(Stored data entries)

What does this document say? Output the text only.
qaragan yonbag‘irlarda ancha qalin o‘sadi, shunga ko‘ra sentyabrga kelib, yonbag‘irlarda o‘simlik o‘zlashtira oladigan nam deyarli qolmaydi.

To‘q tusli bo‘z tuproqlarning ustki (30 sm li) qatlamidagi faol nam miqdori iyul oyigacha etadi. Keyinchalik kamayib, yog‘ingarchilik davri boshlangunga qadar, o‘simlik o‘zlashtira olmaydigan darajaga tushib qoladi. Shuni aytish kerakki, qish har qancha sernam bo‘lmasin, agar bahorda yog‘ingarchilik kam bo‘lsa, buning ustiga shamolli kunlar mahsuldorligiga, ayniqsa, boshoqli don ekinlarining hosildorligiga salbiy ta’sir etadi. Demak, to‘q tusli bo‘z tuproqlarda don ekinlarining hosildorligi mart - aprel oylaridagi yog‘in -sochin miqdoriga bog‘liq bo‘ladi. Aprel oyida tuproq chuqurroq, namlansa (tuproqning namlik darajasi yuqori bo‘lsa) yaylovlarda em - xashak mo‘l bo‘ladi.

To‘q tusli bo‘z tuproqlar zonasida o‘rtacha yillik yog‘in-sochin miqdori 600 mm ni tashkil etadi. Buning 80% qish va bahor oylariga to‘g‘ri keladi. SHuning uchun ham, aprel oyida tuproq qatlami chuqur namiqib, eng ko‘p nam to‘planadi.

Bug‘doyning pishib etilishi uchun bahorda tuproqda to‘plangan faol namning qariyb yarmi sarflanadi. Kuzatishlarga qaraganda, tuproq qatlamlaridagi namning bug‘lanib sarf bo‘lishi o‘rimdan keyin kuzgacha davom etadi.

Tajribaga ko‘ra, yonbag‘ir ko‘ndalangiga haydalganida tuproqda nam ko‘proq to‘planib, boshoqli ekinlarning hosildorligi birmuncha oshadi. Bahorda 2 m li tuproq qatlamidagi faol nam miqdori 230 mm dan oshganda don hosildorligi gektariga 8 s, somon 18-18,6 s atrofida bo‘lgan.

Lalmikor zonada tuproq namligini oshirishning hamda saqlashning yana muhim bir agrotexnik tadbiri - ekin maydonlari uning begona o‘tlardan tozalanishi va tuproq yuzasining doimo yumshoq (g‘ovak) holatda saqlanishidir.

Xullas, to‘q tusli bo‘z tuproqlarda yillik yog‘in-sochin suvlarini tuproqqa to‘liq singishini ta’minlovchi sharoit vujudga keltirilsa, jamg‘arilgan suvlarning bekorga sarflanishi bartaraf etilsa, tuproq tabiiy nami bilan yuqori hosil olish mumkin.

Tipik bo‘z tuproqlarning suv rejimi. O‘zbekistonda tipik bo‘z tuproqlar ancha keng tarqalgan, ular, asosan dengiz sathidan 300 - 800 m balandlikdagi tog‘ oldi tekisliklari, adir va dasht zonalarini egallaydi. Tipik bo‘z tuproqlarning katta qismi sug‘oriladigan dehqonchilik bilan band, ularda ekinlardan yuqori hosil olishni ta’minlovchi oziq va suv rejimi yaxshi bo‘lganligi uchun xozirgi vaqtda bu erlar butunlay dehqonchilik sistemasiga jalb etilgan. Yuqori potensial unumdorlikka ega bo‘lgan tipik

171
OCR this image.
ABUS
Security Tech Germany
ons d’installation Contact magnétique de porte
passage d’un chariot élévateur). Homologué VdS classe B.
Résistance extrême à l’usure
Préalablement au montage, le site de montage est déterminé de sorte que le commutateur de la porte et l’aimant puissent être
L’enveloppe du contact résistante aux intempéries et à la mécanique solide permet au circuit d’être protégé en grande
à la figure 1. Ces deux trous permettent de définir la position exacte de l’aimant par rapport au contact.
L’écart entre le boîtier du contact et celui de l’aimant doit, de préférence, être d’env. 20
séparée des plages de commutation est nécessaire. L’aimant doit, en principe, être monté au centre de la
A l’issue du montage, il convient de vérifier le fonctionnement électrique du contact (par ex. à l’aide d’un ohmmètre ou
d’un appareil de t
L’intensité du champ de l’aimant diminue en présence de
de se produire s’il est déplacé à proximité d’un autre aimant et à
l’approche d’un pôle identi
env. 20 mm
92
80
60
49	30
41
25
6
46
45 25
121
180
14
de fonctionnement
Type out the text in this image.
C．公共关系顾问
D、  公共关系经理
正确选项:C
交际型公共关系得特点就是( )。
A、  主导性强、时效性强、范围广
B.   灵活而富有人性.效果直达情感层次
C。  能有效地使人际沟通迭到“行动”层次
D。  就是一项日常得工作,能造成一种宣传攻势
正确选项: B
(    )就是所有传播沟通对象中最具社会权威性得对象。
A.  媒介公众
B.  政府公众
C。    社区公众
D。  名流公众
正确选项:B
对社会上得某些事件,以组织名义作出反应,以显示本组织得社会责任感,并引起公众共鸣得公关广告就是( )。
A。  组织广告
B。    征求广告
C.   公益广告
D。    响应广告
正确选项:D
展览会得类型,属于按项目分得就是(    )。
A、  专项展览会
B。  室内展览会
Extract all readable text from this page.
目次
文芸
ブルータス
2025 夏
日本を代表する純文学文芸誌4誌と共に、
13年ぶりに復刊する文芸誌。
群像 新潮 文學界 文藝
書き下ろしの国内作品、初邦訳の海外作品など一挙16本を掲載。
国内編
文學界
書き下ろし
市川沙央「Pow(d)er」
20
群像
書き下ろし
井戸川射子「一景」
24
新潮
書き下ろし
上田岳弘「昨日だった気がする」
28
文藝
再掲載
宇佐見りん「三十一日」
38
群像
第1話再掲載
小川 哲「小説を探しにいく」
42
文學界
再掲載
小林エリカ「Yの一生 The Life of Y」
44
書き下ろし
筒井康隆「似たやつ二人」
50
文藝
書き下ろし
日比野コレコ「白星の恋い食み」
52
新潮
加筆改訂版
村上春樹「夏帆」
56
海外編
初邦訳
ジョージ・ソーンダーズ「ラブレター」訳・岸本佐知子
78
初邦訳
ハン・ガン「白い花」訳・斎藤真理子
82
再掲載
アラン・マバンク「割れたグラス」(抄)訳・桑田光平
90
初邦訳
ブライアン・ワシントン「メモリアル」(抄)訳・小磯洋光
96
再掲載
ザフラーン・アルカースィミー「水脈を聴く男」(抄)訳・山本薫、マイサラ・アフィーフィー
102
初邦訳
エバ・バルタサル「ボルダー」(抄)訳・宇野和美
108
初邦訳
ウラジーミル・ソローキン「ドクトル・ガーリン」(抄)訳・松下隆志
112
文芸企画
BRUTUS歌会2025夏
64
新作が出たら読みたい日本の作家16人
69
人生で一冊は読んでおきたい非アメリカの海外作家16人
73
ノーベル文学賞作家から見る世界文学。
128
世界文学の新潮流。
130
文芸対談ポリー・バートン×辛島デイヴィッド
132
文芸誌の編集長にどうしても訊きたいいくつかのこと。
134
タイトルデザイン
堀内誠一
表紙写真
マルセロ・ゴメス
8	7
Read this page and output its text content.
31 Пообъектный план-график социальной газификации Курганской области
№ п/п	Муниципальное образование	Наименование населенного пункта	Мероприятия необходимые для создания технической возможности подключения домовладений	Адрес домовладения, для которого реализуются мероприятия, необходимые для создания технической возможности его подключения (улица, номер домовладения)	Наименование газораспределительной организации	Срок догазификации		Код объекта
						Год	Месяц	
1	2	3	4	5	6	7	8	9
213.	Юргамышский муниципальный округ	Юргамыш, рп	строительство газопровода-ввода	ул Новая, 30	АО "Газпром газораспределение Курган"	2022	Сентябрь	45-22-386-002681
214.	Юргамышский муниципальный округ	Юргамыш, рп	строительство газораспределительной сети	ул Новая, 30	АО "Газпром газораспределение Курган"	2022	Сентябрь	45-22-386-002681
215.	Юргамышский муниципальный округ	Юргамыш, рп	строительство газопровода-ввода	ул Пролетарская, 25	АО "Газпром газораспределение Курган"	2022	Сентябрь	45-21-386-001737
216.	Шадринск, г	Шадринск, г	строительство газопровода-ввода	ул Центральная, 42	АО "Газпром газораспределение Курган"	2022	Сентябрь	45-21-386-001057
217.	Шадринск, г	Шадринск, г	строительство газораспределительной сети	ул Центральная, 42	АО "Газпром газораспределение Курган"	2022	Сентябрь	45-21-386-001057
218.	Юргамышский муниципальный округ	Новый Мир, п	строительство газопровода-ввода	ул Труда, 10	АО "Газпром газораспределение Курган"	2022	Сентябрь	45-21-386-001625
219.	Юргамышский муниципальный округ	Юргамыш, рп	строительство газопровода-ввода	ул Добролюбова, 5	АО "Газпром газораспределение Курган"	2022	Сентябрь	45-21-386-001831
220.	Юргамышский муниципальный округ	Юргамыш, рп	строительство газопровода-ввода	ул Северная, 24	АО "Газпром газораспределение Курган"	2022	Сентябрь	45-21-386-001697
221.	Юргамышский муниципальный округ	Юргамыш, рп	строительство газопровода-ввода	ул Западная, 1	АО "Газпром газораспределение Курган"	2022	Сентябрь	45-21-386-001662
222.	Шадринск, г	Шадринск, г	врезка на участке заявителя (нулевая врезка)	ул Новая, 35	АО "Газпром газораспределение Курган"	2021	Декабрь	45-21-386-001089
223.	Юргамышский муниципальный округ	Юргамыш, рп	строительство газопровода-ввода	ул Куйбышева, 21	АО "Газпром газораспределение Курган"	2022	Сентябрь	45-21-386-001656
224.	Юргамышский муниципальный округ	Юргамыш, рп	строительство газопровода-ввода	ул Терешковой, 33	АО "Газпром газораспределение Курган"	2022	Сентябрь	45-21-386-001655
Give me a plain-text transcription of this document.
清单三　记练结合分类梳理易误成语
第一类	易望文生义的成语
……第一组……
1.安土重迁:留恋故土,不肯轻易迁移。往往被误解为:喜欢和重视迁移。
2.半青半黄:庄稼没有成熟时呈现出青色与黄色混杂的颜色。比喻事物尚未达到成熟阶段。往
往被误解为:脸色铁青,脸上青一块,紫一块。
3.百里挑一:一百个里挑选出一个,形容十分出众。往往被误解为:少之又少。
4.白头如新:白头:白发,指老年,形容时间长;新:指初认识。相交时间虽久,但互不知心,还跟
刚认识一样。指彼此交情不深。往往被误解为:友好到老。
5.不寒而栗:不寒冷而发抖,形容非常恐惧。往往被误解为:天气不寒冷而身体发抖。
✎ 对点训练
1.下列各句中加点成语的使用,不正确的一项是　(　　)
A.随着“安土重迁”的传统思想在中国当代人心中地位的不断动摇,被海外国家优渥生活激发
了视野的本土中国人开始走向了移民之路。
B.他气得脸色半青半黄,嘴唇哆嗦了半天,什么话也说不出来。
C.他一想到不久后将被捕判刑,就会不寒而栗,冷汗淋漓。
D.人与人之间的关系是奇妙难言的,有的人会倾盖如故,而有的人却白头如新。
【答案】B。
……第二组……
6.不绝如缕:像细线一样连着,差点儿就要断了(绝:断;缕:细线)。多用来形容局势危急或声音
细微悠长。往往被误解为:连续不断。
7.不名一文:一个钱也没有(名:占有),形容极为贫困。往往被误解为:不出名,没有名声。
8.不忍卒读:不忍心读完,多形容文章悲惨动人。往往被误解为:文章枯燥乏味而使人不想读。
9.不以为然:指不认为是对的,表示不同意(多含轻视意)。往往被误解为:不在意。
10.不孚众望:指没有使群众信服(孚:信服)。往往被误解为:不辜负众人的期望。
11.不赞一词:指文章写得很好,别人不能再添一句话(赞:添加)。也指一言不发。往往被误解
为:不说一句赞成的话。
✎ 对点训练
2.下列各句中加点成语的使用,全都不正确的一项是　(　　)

## What you should do
Report the number of lines that contain "être", with no other words.

## Task response
4